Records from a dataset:
○ ○ ○ ○

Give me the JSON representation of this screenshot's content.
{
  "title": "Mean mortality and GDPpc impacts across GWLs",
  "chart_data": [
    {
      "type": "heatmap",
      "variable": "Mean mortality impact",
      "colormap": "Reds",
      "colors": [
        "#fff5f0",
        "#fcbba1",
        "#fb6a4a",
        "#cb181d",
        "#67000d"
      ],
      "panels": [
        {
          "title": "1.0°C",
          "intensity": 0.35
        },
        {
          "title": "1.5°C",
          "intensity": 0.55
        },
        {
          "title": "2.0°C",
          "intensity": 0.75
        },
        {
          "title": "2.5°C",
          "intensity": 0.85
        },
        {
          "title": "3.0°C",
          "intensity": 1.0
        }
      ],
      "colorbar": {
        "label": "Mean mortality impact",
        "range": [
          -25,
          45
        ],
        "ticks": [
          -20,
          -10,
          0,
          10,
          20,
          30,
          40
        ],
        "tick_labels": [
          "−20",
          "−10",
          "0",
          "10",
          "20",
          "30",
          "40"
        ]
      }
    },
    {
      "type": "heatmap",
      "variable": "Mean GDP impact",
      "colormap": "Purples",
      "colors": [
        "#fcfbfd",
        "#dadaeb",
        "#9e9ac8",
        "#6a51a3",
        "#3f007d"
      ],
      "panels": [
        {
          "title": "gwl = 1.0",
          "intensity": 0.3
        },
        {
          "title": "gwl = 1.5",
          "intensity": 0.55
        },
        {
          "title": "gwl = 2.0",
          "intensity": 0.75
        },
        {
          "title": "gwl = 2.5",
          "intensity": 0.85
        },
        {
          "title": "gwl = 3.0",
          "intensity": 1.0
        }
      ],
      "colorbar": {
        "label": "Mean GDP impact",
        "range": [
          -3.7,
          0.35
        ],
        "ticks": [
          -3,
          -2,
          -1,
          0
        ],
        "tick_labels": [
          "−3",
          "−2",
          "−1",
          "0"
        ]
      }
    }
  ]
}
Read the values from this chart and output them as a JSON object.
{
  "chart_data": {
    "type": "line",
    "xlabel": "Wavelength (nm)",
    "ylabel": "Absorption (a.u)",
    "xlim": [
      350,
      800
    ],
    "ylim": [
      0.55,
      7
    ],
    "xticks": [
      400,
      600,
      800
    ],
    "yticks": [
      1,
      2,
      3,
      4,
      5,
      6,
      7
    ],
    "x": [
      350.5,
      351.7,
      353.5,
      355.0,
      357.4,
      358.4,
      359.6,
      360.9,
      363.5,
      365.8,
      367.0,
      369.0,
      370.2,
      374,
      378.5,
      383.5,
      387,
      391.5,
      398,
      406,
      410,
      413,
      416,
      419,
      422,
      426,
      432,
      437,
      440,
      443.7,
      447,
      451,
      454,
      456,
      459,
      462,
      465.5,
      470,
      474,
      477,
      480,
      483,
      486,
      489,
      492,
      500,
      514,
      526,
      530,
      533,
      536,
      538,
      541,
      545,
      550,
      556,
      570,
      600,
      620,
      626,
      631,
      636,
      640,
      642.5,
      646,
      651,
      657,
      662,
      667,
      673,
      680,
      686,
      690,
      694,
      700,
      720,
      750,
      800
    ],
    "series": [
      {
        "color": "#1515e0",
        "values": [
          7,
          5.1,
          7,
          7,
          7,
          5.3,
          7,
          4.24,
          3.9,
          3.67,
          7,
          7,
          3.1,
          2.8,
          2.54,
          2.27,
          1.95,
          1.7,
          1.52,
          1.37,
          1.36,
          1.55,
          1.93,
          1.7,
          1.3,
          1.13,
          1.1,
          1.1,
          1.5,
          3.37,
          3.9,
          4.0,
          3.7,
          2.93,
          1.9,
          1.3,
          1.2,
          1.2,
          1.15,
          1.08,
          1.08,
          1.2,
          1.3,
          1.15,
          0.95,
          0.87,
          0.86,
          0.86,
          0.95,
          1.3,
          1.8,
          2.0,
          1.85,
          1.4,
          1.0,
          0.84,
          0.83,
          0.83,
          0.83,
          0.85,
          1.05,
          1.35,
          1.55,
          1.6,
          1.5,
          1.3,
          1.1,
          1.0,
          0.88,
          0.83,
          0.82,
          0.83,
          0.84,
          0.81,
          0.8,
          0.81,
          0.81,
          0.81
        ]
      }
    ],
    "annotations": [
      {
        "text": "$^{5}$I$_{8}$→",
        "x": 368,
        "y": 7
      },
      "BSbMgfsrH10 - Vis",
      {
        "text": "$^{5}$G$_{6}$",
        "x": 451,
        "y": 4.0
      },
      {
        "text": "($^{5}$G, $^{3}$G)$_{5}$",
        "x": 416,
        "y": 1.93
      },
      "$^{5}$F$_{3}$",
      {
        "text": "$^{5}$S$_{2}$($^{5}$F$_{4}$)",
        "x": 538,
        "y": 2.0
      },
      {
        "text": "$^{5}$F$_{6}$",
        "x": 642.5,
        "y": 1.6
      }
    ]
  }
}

○ ○ ○ ○

**Direction**: Select and copy every line of the listing with the word "JSON".

**The output**:
Give me the JSON representation of this screenshot's content.
Read the values from this chart and output them as a JSON object.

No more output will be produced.